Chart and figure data

■ ■ ■ ■

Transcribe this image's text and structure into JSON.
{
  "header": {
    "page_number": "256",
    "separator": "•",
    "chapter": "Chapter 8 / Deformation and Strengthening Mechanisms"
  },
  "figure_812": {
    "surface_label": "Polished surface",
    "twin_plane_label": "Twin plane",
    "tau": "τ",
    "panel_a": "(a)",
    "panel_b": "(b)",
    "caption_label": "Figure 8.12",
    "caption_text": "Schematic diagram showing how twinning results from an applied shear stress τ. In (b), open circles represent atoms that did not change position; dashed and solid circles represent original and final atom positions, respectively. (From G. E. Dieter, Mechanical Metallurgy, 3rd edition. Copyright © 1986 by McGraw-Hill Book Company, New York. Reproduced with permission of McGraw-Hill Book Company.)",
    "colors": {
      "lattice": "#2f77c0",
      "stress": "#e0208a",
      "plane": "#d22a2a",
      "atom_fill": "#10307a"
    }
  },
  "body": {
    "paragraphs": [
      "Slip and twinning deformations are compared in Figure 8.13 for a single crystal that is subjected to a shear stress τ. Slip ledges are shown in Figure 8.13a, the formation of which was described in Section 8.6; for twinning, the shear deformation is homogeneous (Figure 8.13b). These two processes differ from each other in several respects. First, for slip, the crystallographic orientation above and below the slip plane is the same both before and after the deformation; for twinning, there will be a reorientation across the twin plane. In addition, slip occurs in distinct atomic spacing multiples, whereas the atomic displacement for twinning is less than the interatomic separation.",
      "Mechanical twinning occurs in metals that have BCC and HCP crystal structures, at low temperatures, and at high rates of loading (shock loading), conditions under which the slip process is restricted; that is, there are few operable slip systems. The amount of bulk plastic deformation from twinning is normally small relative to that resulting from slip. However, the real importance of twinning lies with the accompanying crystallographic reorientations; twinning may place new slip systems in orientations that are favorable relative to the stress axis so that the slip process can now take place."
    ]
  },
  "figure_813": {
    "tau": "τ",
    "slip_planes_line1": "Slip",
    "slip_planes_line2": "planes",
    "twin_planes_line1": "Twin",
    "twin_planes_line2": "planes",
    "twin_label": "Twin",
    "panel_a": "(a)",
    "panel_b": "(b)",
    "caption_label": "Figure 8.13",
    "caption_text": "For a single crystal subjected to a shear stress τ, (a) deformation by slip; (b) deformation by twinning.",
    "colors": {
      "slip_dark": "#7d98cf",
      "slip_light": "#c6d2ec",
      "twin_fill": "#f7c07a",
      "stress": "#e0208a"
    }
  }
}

■ ■ ■ ■

**BRIEF**
Extract each record, keeping it identical to the original.

**RESPONSE BELOW**
Transcribe this image's text and structure into JSON.
{
  "header": {
    "page_number": "256",
    "separator": "•",
    "chapter": "Chapter 8 / Deformation and Strengthening Mechanisms"
  },
  "figure_812": {
    "surface_label": "Polished surface",
    "twin_plane_label": "Twin plane",
    "tau": "τ",
    "panel_a": "(a)",
    "panel_b": "(b)",
    "caption_label": "Figure 8.12",
    "caption_text": "Schematic diagram showing how twinning results from an applied shear stress τ. In (b), open circles represent atoms that did not change position; dashed and solid circles represent original and final atom positions, respectively. (From G. E. Dieter, Mechanical Metallurgy, 3rd edition. Copyright © 1986 by McGraw-Hill Book Company, New York. Reproduced with permission of McGraw-Hill Book Company.)",
    "colors": {
      "lattice": "#2f77c0",
      "stress": "#e0208a",
      "plane": "#d22a2a",
      "atom_fill": "#10307a"
    }
  },
  "body": {
    "paragraphs": [
      "Slip and twinning deformations are compared in Figure 8.13 for a single crystal that is subjected to a shear stress τ. Slip ledges are shown in Figure 8.13a, the formation of which was described in Section 8.6; for twinning, the shear deformation is homogeneous (Figure 8.13b). These two processes differ from each other in several respects. First, for slip, the crystallographic orientation above and below the slip plane is the same both before and after the deformation; for twinning, there will be a reorientation across the twin plane. In addition, slip occurs in distinct atomic spacing multiples, whereas the atomic displacement for twinning is less than the interatomic separation.",
      "Mechanical twinning occurs in metals that have BCC and HCP crystal structures, at low temperatures, and at high rates of loading (shock loading), conditions under which the slip process is restricted; that is, there are few operable slip systems. The amount of bulk plastic deformation from twinning is normally small relative to that resulting from slip. However, the real importance of twinning lies with the accompanying crystallographic reorientations; twinning may place new slip systems in orientations that are favorable relative to the stress axis so that the slip process can now take place."
    ]
  },
  "figure_813": {
    "tau": "τ",
    "slip_planes_line1": "Slip",
    "slip_planes_line2": "planes",
    "twin_planes_line1": "Twin",
    "twin_planes_line2": "planes",
    "twin_label": "Twin",
    "panel_a": "(a)",
    "panel_b": "(b)",
    "caption_label": "Figure 8.13",
    "caption_text": "For a single crystal subjected to a shear stress τ, (a) deformation by slip; (b) deformation by twinning.",
    "colors": {
      "slip_dark": "#7d98cf",
      "slip_light": "#c6d2ec",
      "twin_fill": "#f7c07a",
      "stress": "#e0208a"
    }
  }
}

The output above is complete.